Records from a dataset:
◆ ◆ ◆ ◆ ◆
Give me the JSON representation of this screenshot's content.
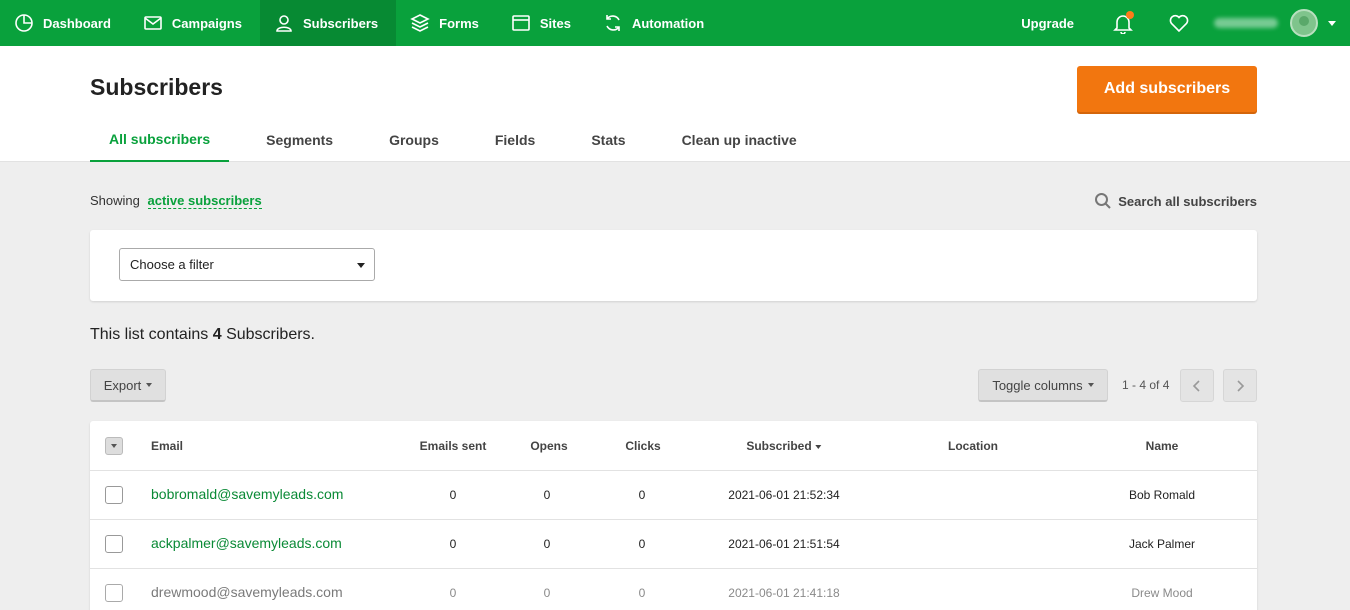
{
  "nav": {
    "items": [
      {
        "label": "Dashboard",
        "icon": "dashboard-icon"
      },
      {
        "label": "Campaigns",
        "icon": "envelope-icon"
      },
      {
        "label": "Subscribers",
        "icon": "user-icon",
        "active": true
      },
      {
        "label": "Forms",
        "icon": "layers-icon"
      },
      {
        "label": "Sites",
        "icon": "browser-window-icon"
      },
      {
        "label": "Automation",
        "icon": "refresh-icon"
      }
    ],
    "upgrade": "Upgrade",
    "has_notification": true
  },
  "header": {
    "title": "Subscribers",
    "add_button": "Add subscribers",
    "tabs": [
      "All subscribers",
      "Segments",
      "Groups",
      "Fields",
      "Stats",
      "Clean up inactive"
    ],
    "active_tab": "All subscribers"
  },
  "filters": {
    "showing_prefix": "Showing",
    "showing_link": "active subscribers",
    "search_label": "Search all subscribers",
    "filter_placeholder": "Choose a filter"
  },
  "summary": {
    "prefix": "This list contains",
    "count": "4",
    "suffix": "Subscribers."
  },
  "toolbar": {
    "export": "Export",
    "toggle_columns": "Toggle columns",
    "pager": "1 - 4 of 4"
  },
  "table": {
    "headers": {
      "email": "Email",
      "emails_sent": "Emails sent",
      "opens": "Opens",
      "clicks": "Clicks",
      "subscribed": "Subscribed",
      "location": "Location",
      "name": "Name"
    },
    "rows": [
      {
        "email": "bobromald@savemyleads.com",
        "emails_sent": "0",
        "opens": "0",
        "clicks": "0",
        "subscribed": "2021-06-01 21:52:34",
        "location": "",
        "name": "Bob Romald"
      },
      {
        "email": "ackpalmer@savemyleads.com",
        "emails_sent": "0",
        "opens": "0",
        "clicks": "0",
        "subscribed": "2021-06-01 21:51:54",
        "location": "",
        "name": "Jack Palmer"
      },
      {
        "email": "drewmood@savemyleads.com",
        "emails_sent": "0",
        "opens": "0",
        "clicks": "0",
        "subscribed": "2021-06-01 21:41:18",
        "location": "",
        "name": "Drew Mood"
      }
    ]
  },
  "colors": {
    "brand_green": "#09a13c",
    "accent_orange": "#f2760f"
  }
}
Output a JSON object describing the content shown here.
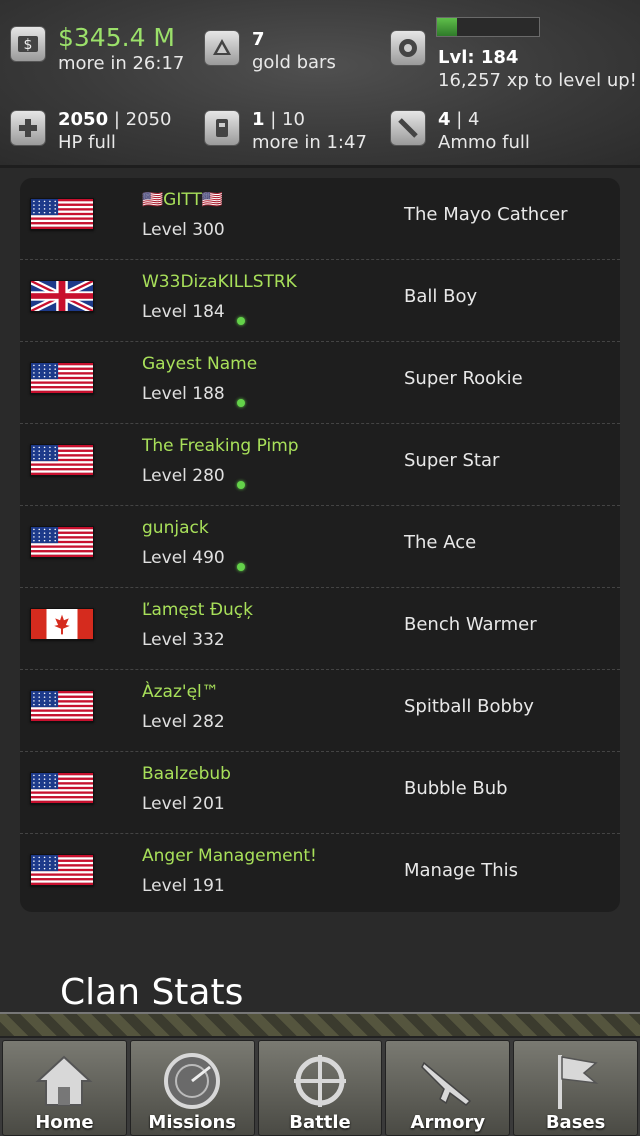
{
  "header": {
    "money": {
      "value": "$345.4 M",
      "sub": "more in 26:17",
      "icon": "dollar-icon"
    },
    "gold": {
      "value": "7",
      "sub": "gold bars",
      "icon": "gold-bars-icon"
    },
    "level": {
      "value": "Lvl: 184",
      "sub": "16,257 xp to level up!",
      "icon": "gear-badge-icon",
      "xp_progress": 0.2
    },
    "hp": {
      "value_bold": "2050",
      "value_rest": " | 2050",
      "sub": "HP full",
      "icon": "medical-cross-icon"
    },
    "energy": {
      "value_bold": "1",
      "value_rest": " | 10",
      "sub": "more in 1:47",
      "icon": "energy-canister-icon"
    },
    "ammo": {
      "value_bold": "4",
      "value_rest": " | 4",
      "sub": "Ammo full",
      "icon": "ammo-icon"
    }
  },
  "players": [
    {
      "flag": "us",
      "name": "🇺🇸GITT🇺🇸",
      "level": "Level 300",
      "online": false,
      "title": "The Mayo Cathcer"
    },
    {
      "flag": "uk",
      "name": "W33DizaKILLSTRK",
      "level": "Level 184",
      "online": true,
      "title": "Ball Boy"
    },
    {
      "flag": "us",
      "name": "Gayest Name",
      "level": "Level 188",
      "online": true,
      "title": "Super Rookie"
    },
    {
      "flag": "us",
      "name": "The Freaking Pimp",
      "level": "Level 280",
      "online": true,
      "title": "Super Star"
    },
    {
      "flag": "us",
      "name": "gunjack",
      "level": "Level 490",
      "online": true,
      "title": "The Ace"
    },
    {
      "flag": "ca",
      "name": "Ľamęst Đuçķ",
      "level": "Level 332",
      "online": false,
      "title": "Bench Warmer"
    },
    {
      "flag": "us",
      "name": "Àzaz'ęl™",
      "level": "Level 282",
      "online": false,
      "title": "Spitball Bobby"
    },
    {
      "flag": "us",
      "name": "Baalzebub",
      "level": "Level 201",
      "online": false,
      "title": "Bubble Bub"
    },
    {
      "flag": "us",
      "name": "Anger Management!",
      "level": "Level 191",
      "online": false,
      "title": "Manage This"
    }
  ],
  "section_title": "Clan Stats",
  "nav": [
    {
      "label": "Home",
      "icon": "home-icon"
    },
    {
      "label": "Missions",
      "icon": "radar-icon"
    },
    {
      "label": "Battle",
      "icon": "crosshair-icon"
    },
    {
      "label": "Armory",
      "icon": "rifle-icon"
    },
    {
      "label": "Bases",
      "icon": "flag-icon"
    }
  ],
  "colors": {
    "accent_green": "#a8e05a",
    "money_green": "#9be06a",
    "online_dot": "#64d24a"
  }
}
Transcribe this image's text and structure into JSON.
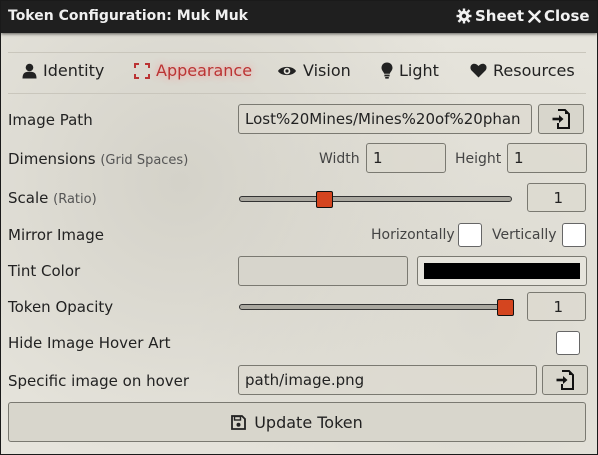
{
  "window": {
    "title": "Token Configuration: Muk Muk",
    "sheet_label": "Sheet",
    "close_label": "Close"
  },
  "tabs": [
    {
      "label": "Identity",
      "icon": "user-icon"
    },
    {
      "label": "Appearance",
      "icon": "expand-icon",
      "active": true
    },
    {
      "label": "Vision",
      "icon": "eye-icon"
    },
    {
      "label": "Light",
      "icon": "lightbulb-icon"
    },
    {
      "label": "Resources",
      "icon": "heart-icon"
    }
  ],
  "image_path": {
    "label": "Image Path",
    "value": "Lost%20Mines/Mines%20of%20phan"
  },
  "dimensions": {
    "label": "Dimensions",
    "hint": "(Grid Spaces)",
    "width_label": "Width",
    "width_value": "1",
    "height_label": "Height",
    "height_value": "1"
  },
  "scale": {
    "label": "Scale",
    "hint": "(Ratio)",
    "value": "1",
    "slider_fraction": 0.3
  },
  "mirror": {
    "label": "Mirror Image",
    "horizontal_label": "Horizontally",
    "vertical_label": "Vertically"
  },
  "tint": {
    "label": "Tint Color",
    "color": "#000000"
  },
  "opacity": {
    "label": "Token Opacity",
    "value": "1",
    "slider_fraction": 1.0
  },
  "hide_hover": {
    "label": "Hide Image Hover Art"
  },
  "hover_image": {
    "label": "Specific image on hover",
    "value": "path/image.png"
  },
  "update_label": "Update Token"
}
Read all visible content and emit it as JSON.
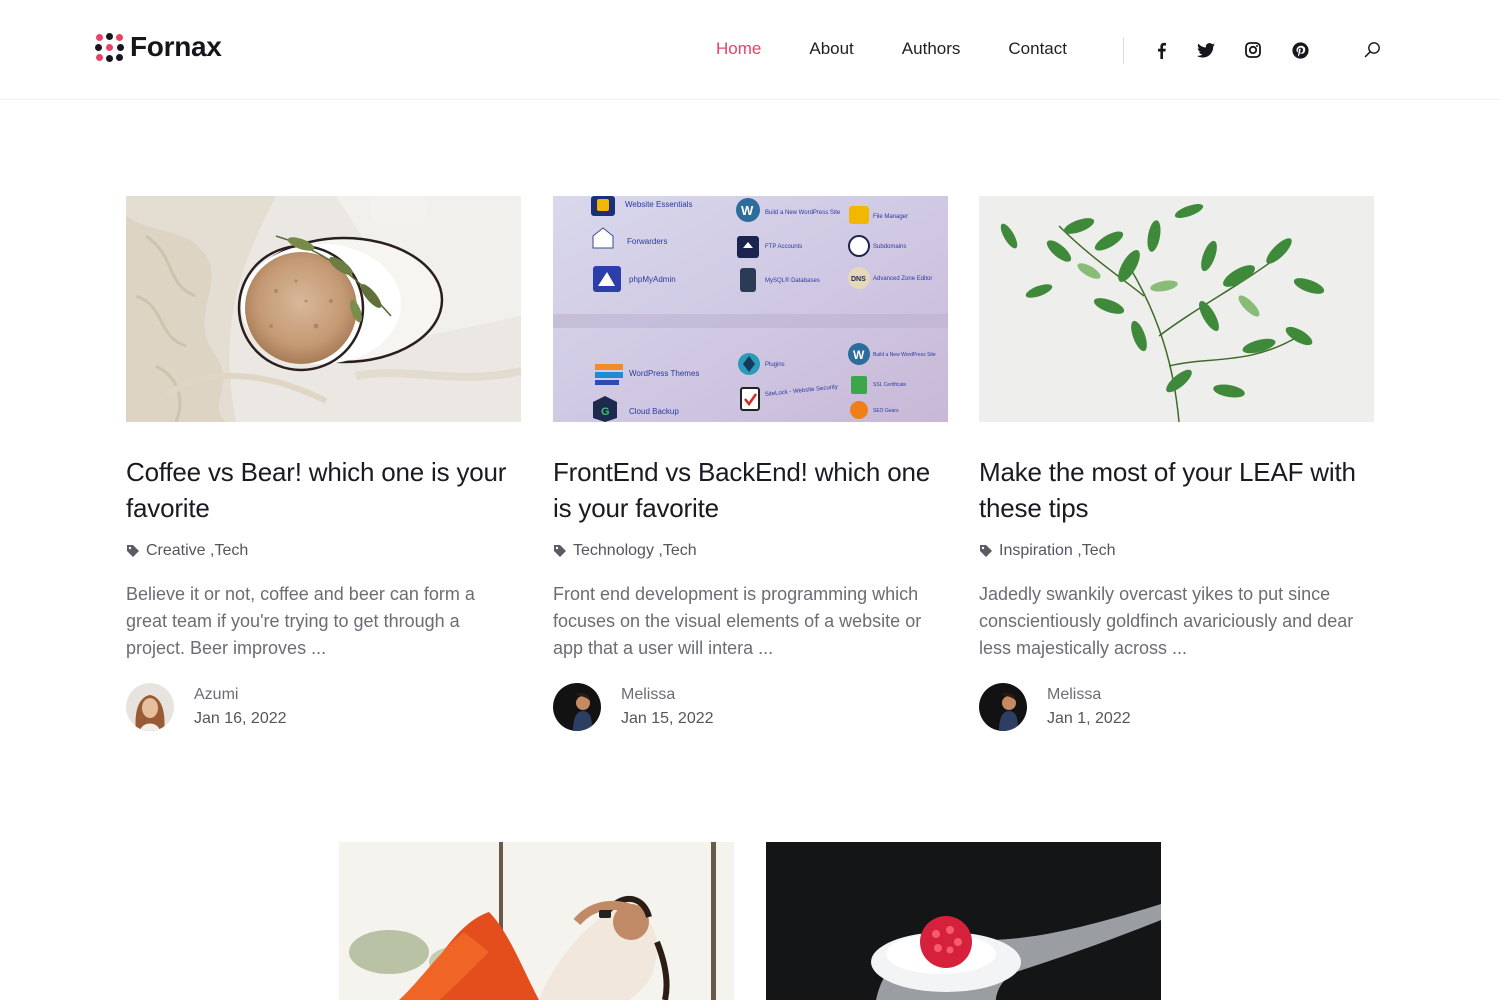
{
  "brand": {
    "name": "Fornax",
    "accent": "#e84364",
    "dots": [
      "#e84364",
      "#16161c"
    ]
  },
  "nav": {
    "items": [
      {
        "label": "Home",
        "active": true
      },
      {
        "label": "About",
        "active": false
      },
      {
        "label": "Authors",
        "active": false
      },
      {
        "label": "Contact",
        "active": false
      }
    ],
    "social_icons": [
      "facebook-icon",
      "twitter-icon",
      "instagram-icon",
      "pinterest-icon"
    ],
    "search_icon": "search-icon"
  },
  "posts": [
    {
      "title": "Coffee vs Bear! which one is your favorite",
      "categories": "Creative ,Tech",
      "excerpt": "Believe it or not, coffee and beer can form a great team if you're trying to get through a project. Beer improves ...",
      "author": "Azumi",
      "date": "Jan 16, 2022"
    },
    {
      "title": "FrontEnd vs BackEnd! which one is your favorite",
      "categories": "Technology ,Tech",
      "excerpt": "Front end development is programming which focuses on the visual elements of a website or app that a user will intera ...",
      "author": "Melissa",
      "date": "Jan 15, 2022"
    },
    {
      "title": "Make the most of your LEAF with these tips",
      "categories": "Inspiration ,Tech",
      "excerpt": "Jadedly swankily overcast yikes to put since conscientiously goldfinch avariciously and dear less majestically across ...",
      "author": "Melissa",
      "date": "Jan 1, 2022"
    }
  ],
  "screen_panel_labels": {
    "left": [
      "Website Essentials",
      "Forwarders",
      "phpMyAdmin",
      "WordPress Themes",
      "Cloud Backup"
    ],
    "middle": [
      "Build a New WordPress Site",
      "FTP Accounts",
      "MySQL® Databases",
      "Plugins",
      "SiteLock - Website Security"
    ],
    "right": [
      "File Manager",
      "Subdomains",
      "Advanced Zone Editor",
      "Build a New WordPress Site",
      "SSL Certificate",
      "SEO Gears"
    ]
  }
}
◆ ◆ ◆ ◆ ◆
DIRECTIVE: List every line from the entries above in which "categories" appears.

ANSWER FOR THE TASK:
      "categories": "Creative ,Tech",
      "categories": "Technology ,Tech",
      "categories": "Inspiration ,Tech",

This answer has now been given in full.